[start Records for this exercise]

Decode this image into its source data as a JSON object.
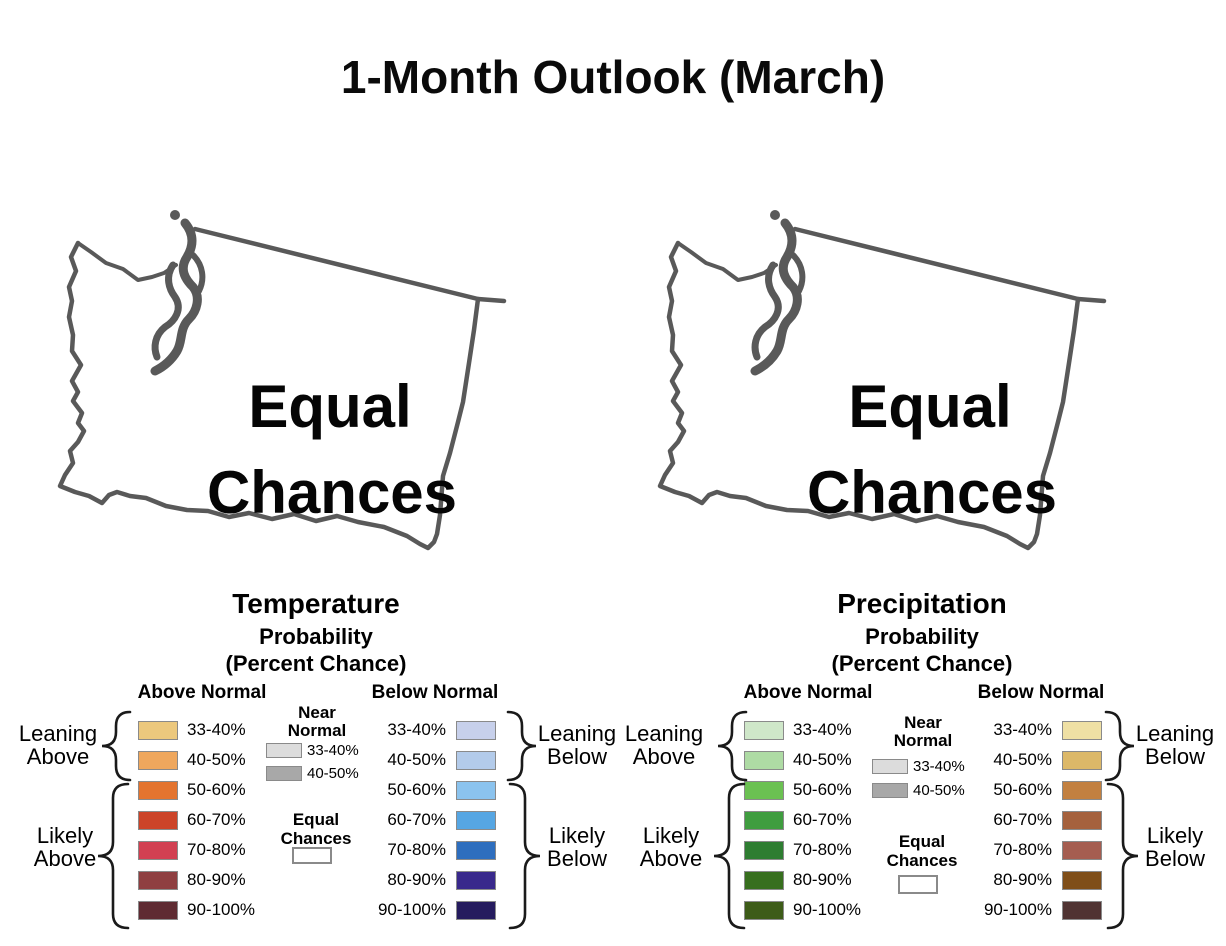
{
  "title": "1-Month Outlook (March)",
  "maps": [
    {
      "id": "temperature",
      "region": "Washington",
      "overlay_line1": "Equal",
      "overlay_line2": "Chances"
    },
    {
      "id": "precipitation",
      "region": "Washington",
      "overlay_line1": "Equal",
      "overlay_line2": "Chances"
    }
  ],
  "legends": [
    {
      "title": "Temperature",
      "subtitle_line1": "Probability",
      "subtitle_line2": "(Percent Chance)",
      "above_heading": "Above Normal",
      "below_heading": "Below Normal",
      "near_normal_heading": "Near Normal",
      "equal_chances_heading": "Equal Chances",
      "group_labels": {
        "leaning_above": "Leaning Above",
        "likely_above": "Likely Above",
        "leaning_below": "Leaning Below",
        "likely_below": "Likely Below"
      },
      "row_labels": [
        "33-40%",
        "40-50%",
        "50-60%",
        "60-70%",
        "70-80%",
        "80-90%",
        "90-100%"
      ],
      "above_colors": [
        "#ecc87d",
        "#efa75d",
        "#e4742f",
        "#cc4429",
        "#d24052",
        "#8f3f41",
        "#5f2b32"
      ],
      "below_colors": [
        "#c7d0eb",
        "#b3cbea",
        "#8bc3ee",
        "#56a6e3",
        "#2e6ebe",
        "#39298c",
        "#251b5e"
      ],
      "near_normal_rows": [
        {
          "label": "33-40%",
          "color": "#dcdcdc"
        },
        {
          "label": "40-50%",
          "color": "#a8a8a8"
        }
      ],
      "equal_chances_color": "#ffffff"
    },
    {
      "title": "Precipitation",
      "subtitle_line1": "Probability",
      "subtitle_line2": "(Percent Chance)",
      "above_heading": "Above Normal",
      "below_heading": "Below Normal",
      "near_normal_heading": "Near Normal",
      "equal_chances_heading": "Equal Chances",
      "group_labels": {
        "leaning_above": "Leaning Above",
        "likely_above": "Likely Above",
        "leaning_below": "Leaning Below",
        "likely_below": "Likely Below"
      },
      "row_labels": [
        "33-40%",
        "40-50%",
        "50-60%",
        "60-70%",
        "70-80%",
        "80-90%",
        "90-100%"
      ],
      "above_colors": [
        "#cfe7c9",
        "#aedba4",
        "#6bc152",
        "#3f9d3f",
        "#2e7d31",
        "#376f1e",
        "#3d5c18"
      ],
      "below_colors": [
        "#efe0a4",
        "#dcb868",
        "#c28040",
        "#a5613d",
        "#a55d50",
        "#7f4e18",
        "#503332"
      ],
      "near_normal_rows": [
        {
          "label": "33-40%",
          "color": "#dcdcdc"
        },
        {
          "label": "40-50%",
          "color": "#a8a8a8"
        }
      ],
      "equal_chances_color": "#ffffff"
    }
  ],
  "colors": {
    "map_outline": "#595959",
    "swatch_border": "#8a8a8a",
    "text": "#000000"
  },
  "chart_data": {
    "type": "table",
    "title": "1-Month Outlook (March)",
    "panels": [
      {
        "variable": "Temperature",
        "forecast": "Equal Chances",
        "region": "Washington"
      },
      {
        "variable": "Precipitation",
        "forecast": "Equal Chances",
        "region": "Washington"
      }
    ],
    "probability_bins": [
      "33-40%",
      "40-50%",
      "50-60%",
      "60-70%",
      "70-80%",
      "80-90%",
      "90-100%"
    ],
    "categories": {
      "leaning": [
        "33-40%",
        "40-50%"
      ],
      "likely": [
        "50-60%",
        "60-70%",
        "70-80%",
        "80-90%",
        "90-100%"
      ],
      "near_normal_bins": [
        "33-40%",
        "40-50%"
      ]
    }
  }
}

[end Records for this exercise]

What to produce: Repeat the listing above exactly, with no pictures.

Full answer:
Decode this image into its source data as a JSON object.
{
  "title": "1-Month Outlook (March)",
  "maps": [
    {
      "id": "temperature",
      "region": "Washington",
      "overlay_line1": "Equal",
      "overlay_line2": "Chances"
    },
    {
      "id": "precipitation",
      "region": "Washington",
      "overlay_line1": "Equal",
      "overlay_line2": "Chances"
    }
  ],
  "legends": [
    {
      "title": "Temperature",
      "subtitle_line1": "Probability",
      "subtitle_line2": "(Percent Chance)",
      "above_heading": "Above Normal",
      "below_heading": "Below Normal",
      "near_normal_heading": "Near Normal",
      "equal_chances_heading": "Equal Chances",
      "group_labels": {
        "leaning_above": "Leaning Above",
        "likely_above": "Likely Above",
        "leaning_below": "Leaning Below",
        "likely_below": "Likely Below"
      },
      "row_labels": [
        "33-40%",
        "40-50%",
        "50-60%",
        "60-70%",
        "70-80%",
        "80-90%",
        "90-100%"
      ],
      "above_colors": [
        "#ecc87d",
        "#efa75d",
        "#e4742f",
        "#cc4429",
        "#d24052",
        "#8f3f41",
        "#5f2b32"
      ],
      "below_colors": [
        "#c7d0eb",
        "#b3cbea",
        "#8bc3ee",
        "#56a6e3",
        "#2e6ebe",
        "#39298c",
        "#251b5e"
      ],
      "near_normal_rows": [
        {
          "label": "33-40%",
          "color": "#dcdcdc"
        },
        {
          "label": "40-50%",
          "color": "#a8a8a8"
        }
      ],
      "equal_chances_color": "#ffffff"
    },
    {
      "title": "Precipitation",
      "subtitle_line1": "Probability",
      "subtitle_line2": "(Percent Chance)",
      "above_heading": "Above Normal",
      "below_heading": "Below Normal",
      "near_normal_heading": "Near Normal",
      "equal_chances_heading": "Equal Chances",
      "group_labels": {
        "leaning_above": "Leaning Above",
        "likely_above": "Likely Above",
        "leaning_below": "Leaning Below",
        "likely_below": "Likely Below"
      },
      "row_labels": [
        "33-40%",
        "40-50%",
        "50-60%",
        "60-70%",
        "70-80%",
        "80-90%",
        "90-100%"
      ],
      "above_colors": [
        "#cfe7c9",
        "#aedba4",
        "#6bc152",
        "#3f9d3f",
        "#2e7d31",
        "#376f1e",
        "#3d5c18"
      ],
      "below_colors": [
        "#efe0a4",
        "#dcb868",
        "#c28040",
        "#a5613d",
        "#a55d50",
        "#7f4e18",
        "#503332"
      ],
      "near_normal_rows": [
        {
          "label": "33-40%",
          "color": "#dcdcdc"
        },
        {
          "label": "40-50%",
          "color": "#a8a8a8"
        }
      ],
      "equal_chances_color": "#ffffff"
    }
  ],
  "colors": {
    "map_outline": "#595959",
    "swatch_border": "#8a8a8a",
    "text": "#000000"
  },
  "chart_data": {
    "type": "table",
    "title": "1-Month Outlook (March)",
    "panels": [
      {
        "variable": "Temperature",
        "forecast": "Equal Chances",
        "region": "Washington"
      },
      {
        "variable": "Precipitation",
        "forecast": "Equal Chances",
        "region": "Washington"
      }
    ],
    "probability_bins": [
      "33-40%",
      "40-50%",
      "50-60%",
      "60-70%",
      "70-80%",
      "80-90%",
      "90-100%"
    ],
    "categories": {
      "leaning": [
        "33-40%",
        "40-50%"
      ],
      "likely": [
        "50-60%",
        "60-70%",
        "70-80%",
        "80-90%",
        "90-100%"
      ],
      "near_normal_bins": [
        "33-40%",
        "40-50%"
      ]
    }
  }
}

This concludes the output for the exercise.